→ **GOAL OF THE EXERCISE**
Type every record exactly as it appears.

→ **Figure record listings**
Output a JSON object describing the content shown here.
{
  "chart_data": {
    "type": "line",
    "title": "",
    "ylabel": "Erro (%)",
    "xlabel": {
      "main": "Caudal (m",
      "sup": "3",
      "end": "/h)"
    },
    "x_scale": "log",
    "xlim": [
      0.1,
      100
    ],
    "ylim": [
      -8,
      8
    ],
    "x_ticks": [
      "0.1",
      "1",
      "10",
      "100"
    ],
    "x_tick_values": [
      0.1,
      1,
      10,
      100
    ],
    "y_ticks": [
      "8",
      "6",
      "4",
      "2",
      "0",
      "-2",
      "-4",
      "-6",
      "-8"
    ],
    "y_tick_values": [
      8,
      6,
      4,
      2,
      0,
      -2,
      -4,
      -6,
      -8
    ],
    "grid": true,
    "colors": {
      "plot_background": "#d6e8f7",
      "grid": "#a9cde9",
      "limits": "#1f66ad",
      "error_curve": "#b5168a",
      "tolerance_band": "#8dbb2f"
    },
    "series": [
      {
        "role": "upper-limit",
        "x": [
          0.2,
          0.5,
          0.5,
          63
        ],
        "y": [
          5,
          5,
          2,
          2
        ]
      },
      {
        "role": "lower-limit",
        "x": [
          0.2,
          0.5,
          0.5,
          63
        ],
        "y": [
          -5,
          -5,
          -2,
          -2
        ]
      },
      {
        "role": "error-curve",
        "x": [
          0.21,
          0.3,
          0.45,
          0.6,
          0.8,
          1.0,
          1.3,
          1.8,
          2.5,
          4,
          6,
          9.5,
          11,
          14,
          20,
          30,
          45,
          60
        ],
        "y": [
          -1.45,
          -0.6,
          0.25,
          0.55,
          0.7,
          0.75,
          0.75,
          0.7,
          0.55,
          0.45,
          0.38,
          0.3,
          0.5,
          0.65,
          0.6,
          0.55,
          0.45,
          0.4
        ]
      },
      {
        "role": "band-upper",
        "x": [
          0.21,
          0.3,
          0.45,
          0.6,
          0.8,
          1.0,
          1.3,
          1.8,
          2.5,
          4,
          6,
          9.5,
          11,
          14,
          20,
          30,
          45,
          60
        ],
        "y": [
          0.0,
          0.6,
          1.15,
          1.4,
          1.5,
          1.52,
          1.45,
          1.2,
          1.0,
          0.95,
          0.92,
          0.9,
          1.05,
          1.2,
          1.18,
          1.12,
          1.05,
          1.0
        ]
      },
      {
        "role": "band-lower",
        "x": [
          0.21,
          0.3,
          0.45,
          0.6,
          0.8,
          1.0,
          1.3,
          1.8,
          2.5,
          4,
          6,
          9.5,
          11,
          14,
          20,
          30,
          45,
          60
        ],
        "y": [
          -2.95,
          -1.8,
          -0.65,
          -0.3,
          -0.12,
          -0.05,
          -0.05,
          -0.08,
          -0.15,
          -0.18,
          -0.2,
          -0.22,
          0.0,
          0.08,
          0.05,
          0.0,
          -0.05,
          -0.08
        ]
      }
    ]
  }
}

→ **ANSWER FOR THE TASK**
Output a JSON object describing the content shown here.
{
  "chart_data": {
    "type": "line",
    "title": "",
    "ylabel": "Erro (%)",
    "xlabel": {
      "main": "Caudal (m",
      "sup": "3",
      "end": "/h)"
    },
    "x_scale": "log",
    "xlim": [
      0.1,
      100
    ],
    "ylim": [
      -8,
      8
    ],
    "x_ticks": [
      "0.1",
      "1",
      "10",
      "100"
    ],
    "x_tick_values": [
      0.1,
      1,
      10,
      100
    ],
    "y_ticks": [
      "8",
      "6",
      "4",
      "2",
      "0",
      "-2",
      "-4",
      "-6",
      "-8"
    ],
    "y_tick_values": [
      8,
      6,
      4,
      2,
      0,
      -2,
      -4,
      -6,
      -8
    ],
    "grid": true,
    "colors": {
      "plot_background": "#d6e8f7",
      "grid": "#a9cde9",
      "limits": "#1f66ad",
      "error_curve": "#b5168a",
      "tolerance_band": "#8dbb2f"
    },
    "series": [
      {
        "role": "upper-limit",
        "x": [
          0.2,
          0.5,
          0.5,
          63
        ],
        "y": [
          5,
          5,
          2,
          2
        ]
      },
      {
        "role": "lower-limit",
        "x": [
          0.2,
          0.5,
          0.5,
          63
        ],
        "y": [
          -5,
          -5,
          -2,
          -2
        ]
      },
      {
        "role": "error-curve",
        "x": [
          0.21,
          0.3,
          0.45,
          0.6,
          0.8,
          1.0,
          1.3,
          1.8,
          2.5,
          4,
          6,
          9.5,
          11,
          14,
          20,
          30,
          45,
          60
        ],
        "y": [
          -1.45,
          -0.6,
          0.25,
          0.55,
          0.7,
          0.75,
          0.75,
          0.7,
          0.55,
          0.45,
          0.38,
          0.3,
          0.5,
          0.65,
          0.6,
          0.55,
          0.45,
          0.4
        ]
      },
      {
        "role": "band-upper",
        "x": [
          0.21,
          0.3,
          0.45,
          0.6,
          0.8,
          1.0,
          1.3,
          1.8,
          2.5,
          4,
          6,
          9.5,
          11,
          14,
          20,
          30,
          45,
          60
        ],
        "y": [
          0.0,
          0.6,
          1.15,
          1.4,
          1.5,
          1.52,
          1.45,
          1.2,
          1.0,
          0.95,
          0.92,
          0.9,
          1.05,
          1.2,
          1.18,
          1.12,
          1.05,
          1.0
        ]
      },
      {
        "role": "band-lower",
        "x": [
          0.21,
          0.3,
          0.45,
          0.6,
          0.8,
          1.0,
          1.3,
          1.8,
          2.5,
          4,
          6,
          9.5,
          11,
          14,
          20,
          30,
          45,
          60
        ],
        "y": [
          -2.95,
          -1.8,
          -0.65,
          -0.3,
          -0.12,
          -0.05,
          -0.05,
          -0.08,
          -0.15,
          -0.18,
          -0.2,
          -0.22,
          0.0,
          0.08,
          0.05,
          0.0,
          -0.05,
          -0.08
        ]
      }
    ]
  }
}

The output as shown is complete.